EXERCISE DESCRIPTION: Copy out each line that mentions the word "OANDA".

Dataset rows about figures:
○ ○ ○ ○ ○ ○ ○

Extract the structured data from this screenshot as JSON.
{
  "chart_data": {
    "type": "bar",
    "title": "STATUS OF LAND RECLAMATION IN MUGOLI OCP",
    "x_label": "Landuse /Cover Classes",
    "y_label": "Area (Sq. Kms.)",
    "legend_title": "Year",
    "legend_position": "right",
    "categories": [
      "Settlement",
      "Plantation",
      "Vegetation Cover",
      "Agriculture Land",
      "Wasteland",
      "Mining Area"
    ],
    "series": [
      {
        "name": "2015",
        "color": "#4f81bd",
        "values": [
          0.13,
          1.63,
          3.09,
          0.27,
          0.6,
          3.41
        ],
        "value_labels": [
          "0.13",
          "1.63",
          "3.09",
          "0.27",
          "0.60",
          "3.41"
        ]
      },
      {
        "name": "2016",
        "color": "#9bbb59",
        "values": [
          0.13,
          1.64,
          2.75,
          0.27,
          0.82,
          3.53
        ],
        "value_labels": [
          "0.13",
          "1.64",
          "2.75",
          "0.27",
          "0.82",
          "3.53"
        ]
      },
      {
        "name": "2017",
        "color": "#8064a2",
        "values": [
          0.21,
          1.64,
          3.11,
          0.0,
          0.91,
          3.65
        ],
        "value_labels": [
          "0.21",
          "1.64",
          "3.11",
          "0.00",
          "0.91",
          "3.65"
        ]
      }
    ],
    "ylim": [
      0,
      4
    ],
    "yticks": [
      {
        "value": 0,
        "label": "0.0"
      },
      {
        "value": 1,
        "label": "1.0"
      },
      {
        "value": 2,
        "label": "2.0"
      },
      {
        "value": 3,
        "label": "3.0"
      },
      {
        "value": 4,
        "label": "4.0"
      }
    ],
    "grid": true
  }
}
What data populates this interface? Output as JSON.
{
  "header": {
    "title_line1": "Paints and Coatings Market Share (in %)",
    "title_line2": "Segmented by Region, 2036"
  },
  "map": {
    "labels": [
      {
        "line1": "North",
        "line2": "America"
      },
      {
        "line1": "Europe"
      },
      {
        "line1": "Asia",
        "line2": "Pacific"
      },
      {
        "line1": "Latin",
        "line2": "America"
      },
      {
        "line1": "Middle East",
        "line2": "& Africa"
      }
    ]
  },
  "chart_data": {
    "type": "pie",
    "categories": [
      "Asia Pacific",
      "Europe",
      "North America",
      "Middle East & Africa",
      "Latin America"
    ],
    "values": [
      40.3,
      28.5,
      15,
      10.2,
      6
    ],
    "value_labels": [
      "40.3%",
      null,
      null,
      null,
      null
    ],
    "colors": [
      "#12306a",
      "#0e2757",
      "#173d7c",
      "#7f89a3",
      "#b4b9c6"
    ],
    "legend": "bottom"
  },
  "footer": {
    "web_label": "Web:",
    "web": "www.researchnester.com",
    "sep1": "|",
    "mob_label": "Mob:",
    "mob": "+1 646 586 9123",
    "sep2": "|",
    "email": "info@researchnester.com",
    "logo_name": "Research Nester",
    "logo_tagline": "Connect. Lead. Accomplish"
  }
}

○ ○ ○ ○ ○ ○ ○

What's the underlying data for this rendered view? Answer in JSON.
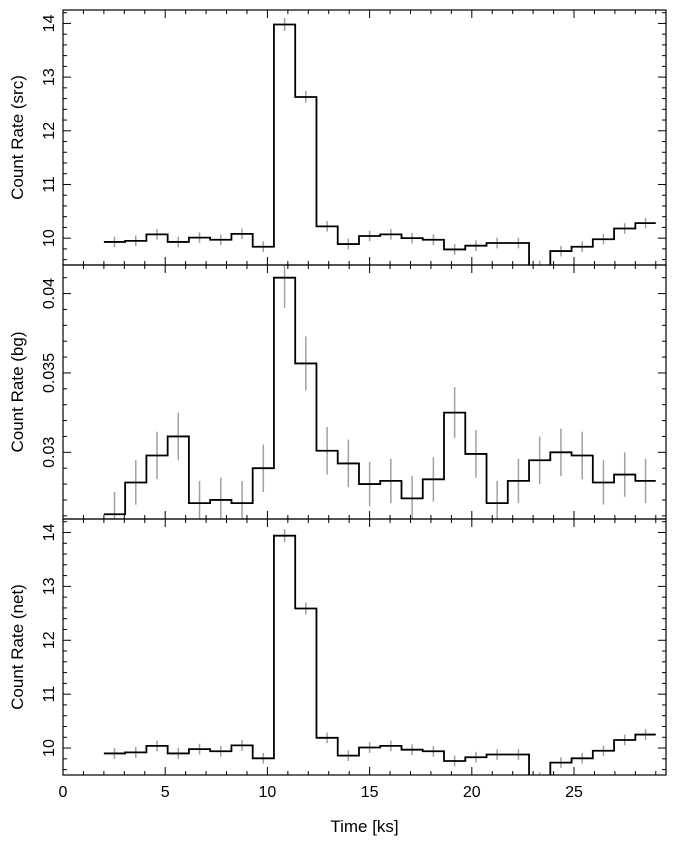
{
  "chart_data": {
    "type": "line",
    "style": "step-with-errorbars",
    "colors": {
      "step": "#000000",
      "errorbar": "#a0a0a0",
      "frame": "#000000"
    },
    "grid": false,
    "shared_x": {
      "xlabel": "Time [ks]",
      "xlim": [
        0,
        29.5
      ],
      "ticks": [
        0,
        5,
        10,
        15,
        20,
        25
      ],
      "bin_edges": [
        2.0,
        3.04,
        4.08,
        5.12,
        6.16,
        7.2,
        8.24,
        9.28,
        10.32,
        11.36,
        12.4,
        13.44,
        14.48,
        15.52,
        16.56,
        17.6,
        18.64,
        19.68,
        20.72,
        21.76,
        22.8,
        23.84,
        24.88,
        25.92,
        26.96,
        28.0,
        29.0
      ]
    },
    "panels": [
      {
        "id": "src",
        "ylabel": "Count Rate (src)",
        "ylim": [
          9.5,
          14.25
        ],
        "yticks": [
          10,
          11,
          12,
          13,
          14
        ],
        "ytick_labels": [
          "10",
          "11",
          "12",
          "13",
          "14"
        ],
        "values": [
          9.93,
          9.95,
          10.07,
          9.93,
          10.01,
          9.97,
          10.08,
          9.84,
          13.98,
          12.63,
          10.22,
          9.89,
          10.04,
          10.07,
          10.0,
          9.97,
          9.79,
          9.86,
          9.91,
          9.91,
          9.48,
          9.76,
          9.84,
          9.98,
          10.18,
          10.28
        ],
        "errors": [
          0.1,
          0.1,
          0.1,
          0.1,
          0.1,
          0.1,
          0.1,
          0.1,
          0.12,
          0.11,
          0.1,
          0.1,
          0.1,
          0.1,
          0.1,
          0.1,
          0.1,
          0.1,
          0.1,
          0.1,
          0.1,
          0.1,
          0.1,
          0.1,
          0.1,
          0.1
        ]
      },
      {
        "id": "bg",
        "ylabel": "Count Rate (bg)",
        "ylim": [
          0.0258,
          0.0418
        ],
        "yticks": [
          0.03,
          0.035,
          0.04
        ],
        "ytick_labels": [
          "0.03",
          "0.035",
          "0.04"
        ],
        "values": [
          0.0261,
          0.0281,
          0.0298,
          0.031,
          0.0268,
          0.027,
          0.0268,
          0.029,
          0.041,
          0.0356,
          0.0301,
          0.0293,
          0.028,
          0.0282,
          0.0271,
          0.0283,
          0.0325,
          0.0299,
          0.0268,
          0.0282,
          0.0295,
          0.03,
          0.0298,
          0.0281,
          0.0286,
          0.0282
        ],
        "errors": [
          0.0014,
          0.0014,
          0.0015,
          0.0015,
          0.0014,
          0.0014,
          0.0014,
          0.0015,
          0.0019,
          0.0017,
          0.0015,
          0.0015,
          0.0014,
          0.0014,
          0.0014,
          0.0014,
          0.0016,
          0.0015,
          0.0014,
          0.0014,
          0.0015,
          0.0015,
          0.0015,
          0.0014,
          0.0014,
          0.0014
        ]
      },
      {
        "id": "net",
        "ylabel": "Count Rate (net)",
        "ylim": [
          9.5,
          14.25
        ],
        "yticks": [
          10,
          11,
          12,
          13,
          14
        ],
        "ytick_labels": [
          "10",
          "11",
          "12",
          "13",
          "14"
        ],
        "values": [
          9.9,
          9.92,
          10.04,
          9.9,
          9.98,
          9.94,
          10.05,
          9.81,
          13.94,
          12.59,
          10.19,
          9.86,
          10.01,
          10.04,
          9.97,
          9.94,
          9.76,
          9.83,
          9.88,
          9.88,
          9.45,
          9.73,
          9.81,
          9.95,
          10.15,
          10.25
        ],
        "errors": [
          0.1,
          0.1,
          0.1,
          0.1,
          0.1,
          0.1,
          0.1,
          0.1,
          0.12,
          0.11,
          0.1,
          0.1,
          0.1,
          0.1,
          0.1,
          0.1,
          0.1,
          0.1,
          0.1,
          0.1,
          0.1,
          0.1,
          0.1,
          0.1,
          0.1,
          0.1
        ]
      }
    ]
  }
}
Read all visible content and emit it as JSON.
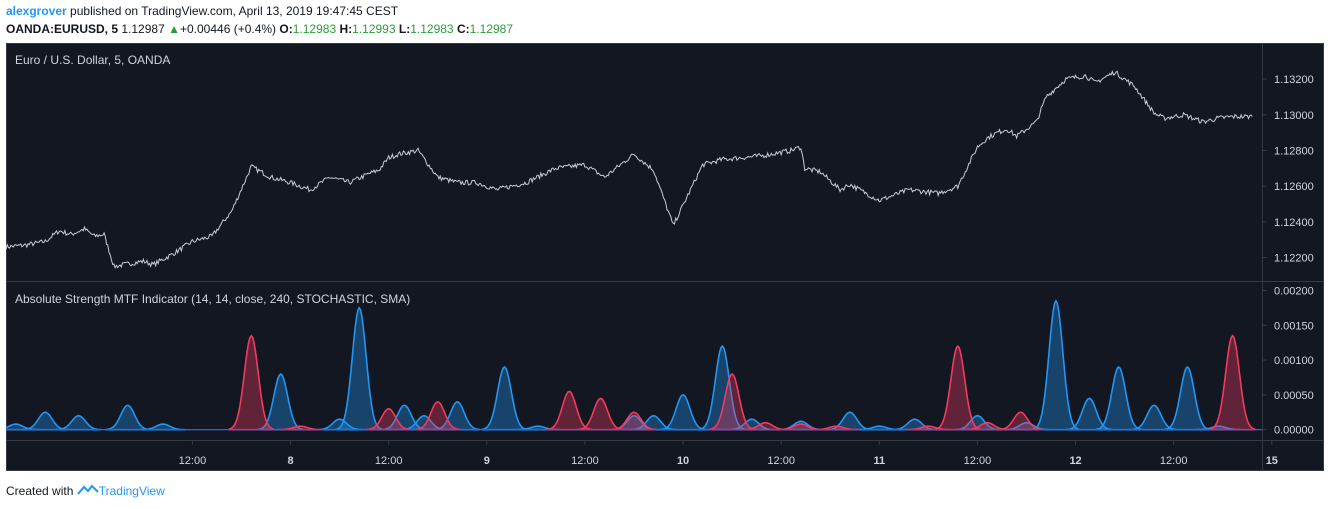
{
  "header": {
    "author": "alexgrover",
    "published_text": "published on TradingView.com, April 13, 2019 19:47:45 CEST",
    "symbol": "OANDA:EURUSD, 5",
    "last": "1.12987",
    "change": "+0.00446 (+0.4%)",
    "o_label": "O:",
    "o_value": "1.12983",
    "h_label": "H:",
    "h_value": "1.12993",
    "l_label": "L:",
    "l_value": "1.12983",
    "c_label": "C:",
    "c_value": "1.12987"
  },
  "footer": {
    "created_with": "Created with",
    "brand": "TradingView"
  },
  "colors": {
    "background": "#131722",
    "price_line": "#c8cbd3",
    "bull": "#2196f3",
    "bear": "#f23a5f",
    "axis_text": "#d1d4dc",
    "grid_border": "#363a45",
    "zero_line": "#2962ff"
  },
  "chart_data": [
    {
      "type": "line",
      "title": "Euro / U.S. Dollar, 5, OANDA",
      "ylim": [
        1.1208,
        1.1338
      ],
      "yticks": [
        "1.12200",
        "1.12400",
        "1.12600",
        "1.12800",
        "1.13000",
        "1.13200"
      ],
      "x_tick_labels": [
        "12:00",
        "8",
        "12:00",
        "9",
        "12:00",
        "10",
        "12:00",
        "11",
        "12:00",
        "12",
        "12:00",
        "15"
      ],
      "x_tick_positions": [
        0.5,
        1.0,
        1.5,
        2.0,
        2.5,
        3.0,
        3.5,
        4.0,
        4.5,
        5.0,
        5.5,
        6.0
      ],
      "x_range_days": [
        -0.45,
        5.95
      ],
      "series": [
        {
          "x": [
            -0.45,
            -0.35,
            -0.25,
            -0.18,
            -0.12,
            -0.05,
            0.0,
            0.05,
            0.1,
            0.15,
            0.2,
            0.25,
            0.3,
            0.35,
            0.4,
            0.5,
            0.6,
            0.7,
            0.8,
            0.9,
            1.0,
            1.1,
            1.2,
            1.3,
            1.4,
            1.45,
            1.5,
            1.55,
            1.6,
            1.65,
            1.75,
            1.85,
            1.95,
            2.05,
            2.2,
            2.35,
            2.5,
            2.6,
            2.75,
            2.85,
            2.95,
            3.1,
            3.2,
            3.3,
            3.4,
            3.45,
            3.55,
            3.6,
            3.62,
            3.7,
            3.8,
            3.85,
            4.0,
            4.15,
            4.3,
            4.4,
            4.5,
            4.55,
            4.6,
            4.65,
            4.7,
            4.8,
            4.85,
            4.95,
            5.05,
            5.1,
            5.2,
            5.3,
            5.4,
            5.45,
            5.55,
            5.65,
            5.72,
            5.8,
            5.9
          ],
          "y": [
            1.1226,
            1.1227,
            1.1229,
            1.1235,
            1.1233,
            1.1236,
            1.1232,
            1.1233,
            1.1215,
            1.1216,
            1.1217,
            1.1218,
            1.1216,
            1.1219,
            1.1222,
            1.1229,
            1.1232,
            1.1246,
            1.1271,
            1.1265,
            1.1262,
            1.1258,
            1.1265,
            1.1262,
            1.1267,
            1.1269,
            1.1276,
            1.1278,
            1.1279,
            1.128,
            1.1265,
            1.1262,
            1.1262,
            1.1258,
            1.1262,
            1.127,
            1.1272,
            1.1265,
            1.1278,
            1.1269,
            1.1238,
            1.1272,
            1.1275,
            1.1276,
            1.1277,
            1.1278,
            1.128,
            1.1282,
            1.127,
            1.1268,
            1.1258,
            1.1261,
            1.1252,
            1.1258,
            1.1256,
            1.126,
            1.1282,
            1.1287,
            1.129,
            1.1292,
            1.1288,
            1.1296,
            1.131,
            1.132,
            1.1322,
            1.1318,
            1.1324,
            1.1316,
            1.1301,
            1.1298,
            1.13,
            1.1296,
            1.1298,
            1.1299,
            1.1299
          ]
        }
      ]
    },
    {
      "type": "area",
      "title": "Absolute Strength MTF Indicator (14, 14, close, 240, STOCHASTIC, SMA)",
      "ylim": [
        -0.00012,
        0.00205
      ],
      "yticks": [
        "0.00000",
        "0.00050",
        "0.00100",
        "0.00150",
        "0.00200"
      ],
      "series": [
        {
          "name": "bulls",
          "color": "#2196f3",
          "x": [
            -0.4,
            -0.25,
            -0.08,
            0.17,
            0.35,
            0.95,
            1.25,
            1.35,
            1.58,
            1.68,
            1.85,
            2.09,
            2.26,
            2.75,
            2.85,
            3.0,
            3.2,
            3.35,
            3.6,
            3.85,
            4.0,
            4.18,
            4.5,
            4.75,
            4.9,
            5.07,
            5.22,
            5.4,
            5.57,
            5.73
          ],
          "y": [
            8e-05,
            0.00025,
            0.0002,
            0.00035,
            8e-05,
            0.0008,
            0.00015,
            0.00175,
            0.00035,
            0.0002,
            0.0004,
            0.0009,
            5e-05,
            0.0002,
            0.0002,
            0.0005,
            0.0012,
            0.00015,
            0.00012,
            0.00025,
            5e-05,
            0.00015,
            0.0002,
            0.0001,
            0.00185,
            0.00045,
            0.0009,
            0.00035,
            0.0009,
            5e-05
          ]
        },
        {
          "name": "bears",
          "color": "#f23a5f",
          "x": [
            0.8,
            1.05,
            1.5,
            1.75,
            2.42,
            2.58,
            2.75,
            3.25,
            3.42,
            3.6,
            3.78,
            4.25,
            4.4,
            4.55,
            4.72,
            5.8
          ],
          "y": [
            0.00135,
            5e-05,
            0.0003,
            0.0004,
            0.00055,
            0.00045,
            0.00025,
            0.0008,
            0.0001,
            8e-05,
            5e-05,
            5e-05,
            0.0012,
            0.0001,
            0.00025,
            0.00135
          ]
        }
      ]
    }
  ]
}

○ ○ ○ ○ ○ ○ ○

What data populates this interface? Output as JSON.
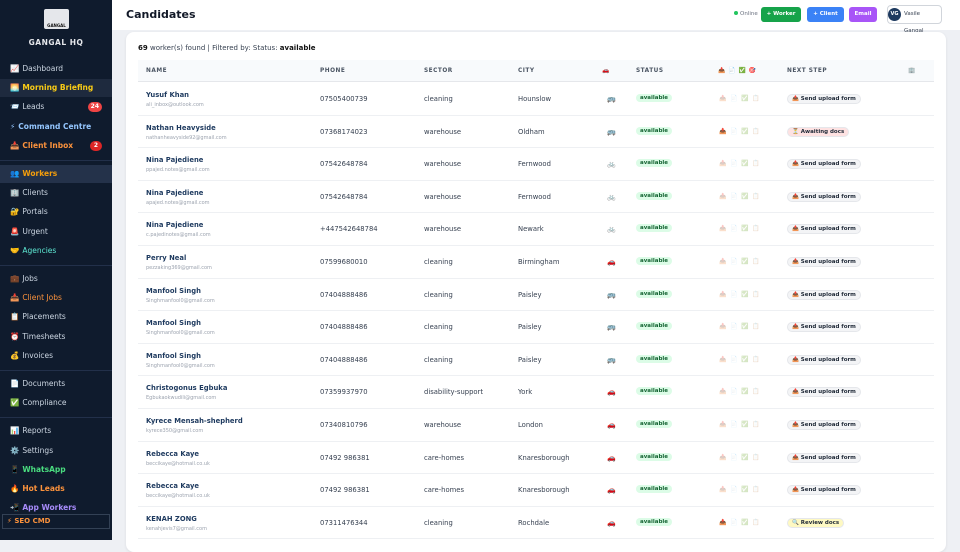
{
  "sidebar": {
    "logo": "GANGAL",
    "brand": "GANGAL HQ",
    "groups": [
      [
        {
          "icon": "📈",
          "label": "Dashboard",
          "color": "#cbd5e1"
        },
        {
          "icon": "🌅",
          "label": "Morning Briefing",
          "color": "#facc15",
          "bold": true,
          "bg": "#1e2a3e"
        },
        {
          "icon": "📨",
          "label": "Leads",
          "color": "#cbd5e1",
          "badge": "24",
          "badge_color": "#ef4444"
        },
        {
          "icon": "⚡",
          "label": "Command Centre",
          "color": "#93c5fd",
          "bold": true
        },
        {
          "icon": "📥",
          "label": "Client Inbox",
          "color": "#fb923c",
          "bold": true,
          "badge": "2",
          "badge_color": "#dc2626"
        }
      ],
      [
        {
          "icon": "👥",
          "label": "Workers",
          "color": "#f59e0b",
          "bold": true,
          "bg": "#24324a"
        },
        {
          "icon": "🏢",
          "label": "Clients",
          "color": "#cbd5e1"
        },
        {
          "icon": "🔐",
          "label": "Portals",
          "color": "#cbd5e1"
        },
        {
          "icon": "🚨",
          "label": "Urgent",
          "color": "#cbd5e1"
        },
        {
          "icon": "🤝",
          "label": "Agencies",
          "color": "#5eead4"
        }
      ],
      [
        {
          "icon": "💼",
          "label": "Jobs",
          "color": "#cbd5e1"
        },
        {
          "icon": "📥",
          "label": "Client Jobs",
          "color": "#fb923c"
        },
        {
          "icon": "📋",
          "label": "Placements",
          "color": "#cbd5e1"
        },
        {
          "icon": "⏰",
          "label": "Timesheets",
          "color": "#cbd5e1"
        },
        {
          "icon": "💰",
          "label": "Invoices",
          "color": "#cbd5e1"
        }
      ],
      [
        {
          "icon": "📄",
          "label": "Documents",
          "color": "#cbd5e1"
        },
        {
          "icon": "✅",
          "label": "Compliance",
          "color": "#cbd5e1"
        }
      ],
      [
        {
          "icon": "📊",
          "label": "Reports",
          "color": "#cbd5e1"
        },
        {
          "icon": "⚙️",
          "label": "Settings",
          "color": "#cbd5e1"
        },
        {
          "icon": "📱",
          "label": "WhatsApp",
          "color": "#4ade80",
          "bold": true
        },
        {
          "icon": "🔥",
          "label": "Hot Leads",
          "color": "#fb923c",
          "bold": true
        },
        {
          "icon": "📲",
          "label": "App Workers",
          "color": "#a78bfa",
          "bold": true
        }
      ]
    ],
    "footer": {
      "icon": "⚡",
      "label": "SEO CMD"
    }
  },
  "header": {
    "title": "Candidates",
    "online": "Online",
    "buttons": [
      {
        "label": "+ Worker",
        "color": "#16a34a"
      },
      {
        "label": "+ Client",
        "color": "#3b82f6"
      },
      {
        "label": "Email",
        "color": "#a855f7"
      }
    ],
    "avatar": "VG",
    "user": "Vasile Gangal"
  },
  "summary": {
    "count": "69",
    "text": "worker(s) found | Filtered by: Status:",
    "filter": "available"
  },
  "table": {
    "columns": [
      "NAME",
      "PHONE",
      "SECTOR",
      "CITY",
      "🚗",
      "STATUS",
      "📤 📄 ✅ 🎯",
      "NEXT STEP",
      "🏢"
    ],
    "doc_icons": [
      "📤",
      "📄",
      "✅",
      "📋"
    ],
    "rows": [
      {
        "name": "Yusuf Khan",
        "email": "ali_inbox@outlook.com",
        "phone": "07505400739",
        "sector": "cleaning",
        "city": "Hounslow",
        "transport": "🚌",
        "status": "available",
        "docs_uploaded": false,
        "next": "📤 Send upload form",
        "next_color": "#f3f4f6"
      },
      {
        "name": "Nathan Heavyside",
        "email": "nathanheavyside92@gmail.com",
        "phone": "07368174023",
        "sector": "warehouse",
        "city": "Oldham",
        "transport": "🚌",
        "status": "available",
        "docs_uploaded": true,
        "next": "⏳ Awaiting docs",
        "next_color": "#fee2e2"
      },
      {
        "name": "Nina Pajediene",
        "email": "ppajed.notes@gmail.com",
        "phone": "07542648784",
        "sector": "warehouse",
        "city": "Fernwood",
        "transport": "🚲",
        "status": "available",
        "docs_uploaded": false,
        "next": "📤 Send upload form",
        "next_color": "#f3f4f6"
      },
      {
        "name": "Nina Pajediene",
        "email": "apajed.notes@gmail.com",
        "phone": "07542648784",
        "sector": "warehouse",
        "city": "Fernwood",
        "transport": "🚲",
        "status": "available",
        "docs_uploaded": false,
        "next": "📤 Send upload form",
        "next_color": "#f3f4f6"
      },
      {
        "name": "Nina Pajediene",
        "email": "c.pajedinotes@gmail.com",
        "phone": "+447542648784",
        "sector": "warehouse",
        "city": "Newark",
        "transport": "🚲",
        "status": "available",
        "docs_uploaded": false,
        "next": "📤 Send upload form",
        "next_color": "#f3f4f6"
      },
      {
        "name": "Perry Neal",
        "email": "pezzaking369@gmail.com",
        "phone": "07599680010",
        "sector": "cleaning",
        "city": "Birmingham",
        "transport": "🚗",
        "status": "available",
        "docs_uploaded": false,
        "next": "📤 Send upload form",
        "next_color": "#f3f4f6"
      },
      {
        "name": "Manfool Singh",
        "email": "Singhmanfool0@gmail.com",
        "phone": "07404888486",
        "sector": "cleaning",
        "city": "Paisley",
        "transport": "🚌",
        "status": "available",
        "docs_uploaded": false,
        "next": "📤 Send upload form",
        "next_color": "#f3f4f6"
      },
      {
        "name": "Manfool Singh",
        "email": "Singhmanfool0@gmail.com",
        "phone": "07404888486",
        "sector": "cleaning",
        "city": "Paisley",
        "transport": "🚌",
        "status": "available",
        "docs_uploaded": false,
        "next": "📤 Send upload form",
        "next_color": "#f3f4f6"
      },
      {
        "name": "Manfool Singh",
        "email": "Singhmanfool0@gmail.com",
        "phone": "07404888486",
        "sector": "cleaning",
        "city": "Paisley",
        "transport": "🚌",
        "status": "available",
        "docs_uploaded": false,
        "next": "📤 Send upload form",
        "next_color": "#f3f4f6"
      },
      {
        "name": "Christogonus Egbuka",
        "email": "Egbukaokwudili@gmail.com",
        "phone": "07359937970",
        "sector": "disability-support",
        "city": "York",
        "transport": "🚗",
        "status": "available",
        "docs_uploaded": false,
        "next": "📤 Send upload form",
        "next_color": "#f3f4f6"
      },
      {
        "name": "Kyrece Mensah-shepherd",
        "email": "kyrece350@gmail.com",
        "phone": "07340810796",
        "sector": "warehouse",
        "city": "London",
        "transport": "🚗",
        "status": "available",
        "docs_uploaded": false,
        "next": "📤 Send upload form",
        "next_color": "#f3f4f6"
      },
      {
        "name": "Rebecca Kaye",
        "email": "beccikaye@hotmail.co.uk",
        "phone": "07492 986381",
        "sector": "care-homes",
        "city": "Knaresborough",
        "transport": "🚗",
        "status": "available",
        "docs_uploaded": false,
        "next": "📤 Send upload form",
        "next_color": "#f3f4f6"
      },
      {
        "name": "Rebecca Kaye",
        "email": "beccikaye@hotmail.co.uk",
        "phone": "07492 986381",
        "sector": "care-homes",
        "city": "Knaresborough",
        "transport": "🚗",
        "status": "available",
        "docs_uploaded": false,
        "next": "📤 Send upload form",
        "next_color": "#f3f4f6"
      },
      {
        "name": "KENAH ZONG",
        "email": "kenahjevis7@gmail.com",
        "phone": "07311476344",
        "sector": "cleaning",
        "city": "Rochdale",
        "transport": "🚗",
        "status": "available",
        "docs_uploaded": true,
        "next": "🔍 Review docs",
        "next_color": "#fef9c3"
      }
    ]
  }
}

○ ○ ○ ○ ○ ○ ○

OUTPUT BELOW:
    "symbol": "OANDA:EURUSD, 5",
      "title": "Euro / U.S. Dollar, 5, OANDA",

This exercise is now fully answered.